— start of PROVIDED RECORDS —

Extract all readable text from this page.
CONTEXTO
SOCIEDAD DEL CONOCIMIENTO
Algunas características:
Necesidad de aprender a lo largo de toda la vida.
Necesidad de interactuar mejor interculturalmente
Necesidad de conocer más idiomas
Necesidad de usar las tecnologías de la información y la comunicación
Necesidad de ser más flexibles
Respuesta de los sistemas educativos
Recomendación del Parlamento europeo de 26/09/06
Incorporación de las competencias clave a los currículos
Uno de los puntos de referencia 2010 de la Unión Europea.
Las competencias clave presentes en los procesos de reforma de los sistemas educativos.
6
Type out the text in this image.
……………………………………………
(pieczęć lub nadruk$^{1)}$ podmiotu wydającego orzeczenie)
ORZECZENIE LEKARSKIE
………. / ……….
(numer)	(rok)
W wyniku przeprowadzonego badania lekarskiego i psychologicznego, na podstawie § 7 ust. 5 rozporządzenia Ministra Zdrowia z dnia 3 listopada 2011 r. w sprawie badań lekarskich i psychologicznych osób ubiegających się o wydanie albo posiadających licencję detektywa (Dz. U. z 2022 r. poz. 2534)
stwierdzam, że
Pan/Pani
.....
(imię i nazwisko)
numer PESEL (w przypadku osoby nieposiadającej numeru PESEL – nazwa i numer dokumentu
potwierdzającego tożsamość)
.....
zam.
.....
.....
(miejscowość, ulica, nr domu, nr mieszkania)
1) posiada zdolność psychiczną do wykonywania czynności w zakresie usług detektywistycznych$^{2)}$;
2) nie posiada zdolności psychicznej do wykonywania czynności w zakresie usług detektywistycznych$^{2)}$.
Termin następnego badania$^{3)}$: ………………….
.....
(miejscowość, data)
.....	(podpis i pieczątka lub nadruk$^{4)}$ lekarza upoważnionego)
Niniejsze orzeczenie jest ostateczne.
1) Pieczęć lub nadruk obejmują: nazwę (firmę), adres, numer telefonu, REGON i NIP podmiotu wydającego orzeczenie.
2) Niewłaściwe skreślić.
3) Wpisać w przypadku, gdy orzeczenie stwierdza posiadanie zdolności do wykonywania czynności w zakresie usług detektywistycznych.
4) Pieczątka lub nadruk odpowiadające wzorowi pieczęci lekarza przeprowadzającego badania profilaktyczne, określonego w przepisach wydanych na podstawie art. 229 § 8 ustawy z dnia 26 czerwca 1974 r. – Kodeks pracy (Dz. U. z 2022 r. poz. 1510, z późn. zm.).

— end of PROVIDED RECORDS —

--- AIM OF THE TASK ---
Please reproduce each line exactly as written.

--- SOLUTION TO THE EXERCISE ---
Extract all readable text from this page.
CONTEXTO
SOCIEDAD DEL CONOCIMIENTO
Algunas características:
Necesidad de aprender a lo largo de toda la vida.
Necesidad de interactuar mejor interculturalmente
Necesidad de conocer más idiomas
Necesidad de usar las tecnologías de la información y la comunicación
Necesidad de ser más flexibles
Respuesta de los sistemas educativos
Recomendación del Parlamento europeo de 26/09/06
Incorporación de las competencias clave a los currículos
Uno de los puntos de referencia 2010 de la Unión Europea.
Las competencias clave presentes en los procesos de reforma de los sistemas educativos.
6
Type out the text in this image.
……………………………………………
(pieczęć lub nadruk$^{1)}$ podmiotu wydającego orzeczenie)
ORZECZENIE LEKARSKIE
………. / ……….
(numer)	(rok)
W wyniku przeprowadzonego badania lekarskiego i psychologicznego, na podstawie § 7 ust. 5 rozporządzenia Ministra Zdrowia z dnia 3 listopada 2011 r. w sprawie badań lekarskich i psychologicznych osób ubiegających się o wydanie albo posiadających licencję detektywa (Dz. U. z 2022 r. poz. 2534)
stwierdzam, że
Pan/Pani
.....
(imię i nazwisko)
numer PESEL (w przypadku osoby nieposiadającej numeru PESEL – nazwa i numer dokumentu
potwierdzającego tożsamość)
.....
zam.
.....
.....
(miejscowość, ulica, nr domu, nr mieszkania)
1) posiada zdolność psychiczną do wykonywania czynności w zakresie usług detektywistycznych$^{2)}$;
2) nie posiada zdolności psychicznej do wykonywania czynności w zakresie usług detektywistycznych$^{2)}$.
Termin następnego badania$^{3)}$: ………………….
.....
(miejscowość, data)
.....	(podpis i pieczątka lub nadruk$^{4)}$ lekarza upoważnionego)
Niniejsze orzeczenie jest ostateczne.
1) Pieczęć lub nadruk obejmują: nazwę (firmę), adres, numer telefonu, REGON i NIP podmiotu wydającego orzeczenie.
2) Niewłaściwe skreślić.
3) Wpisać w przypadku, gdy orzeczenie stwierdza posiadanie zdolności do wykonywania czynności w zakresie usług detektywistycznych.
4) Pieczątka lub nadruk odpowiadające wzorowi pieczęci lekarza przeprowadzającego badania profilaktyczne, określonego w przepisach wydanych na podstawie art. 229 § 8 ustawy z dnia 26 czerwca 1974 r. – Kodeks pracy (Dz. U. z 2022 r. poz. 1510, z późn. zm.).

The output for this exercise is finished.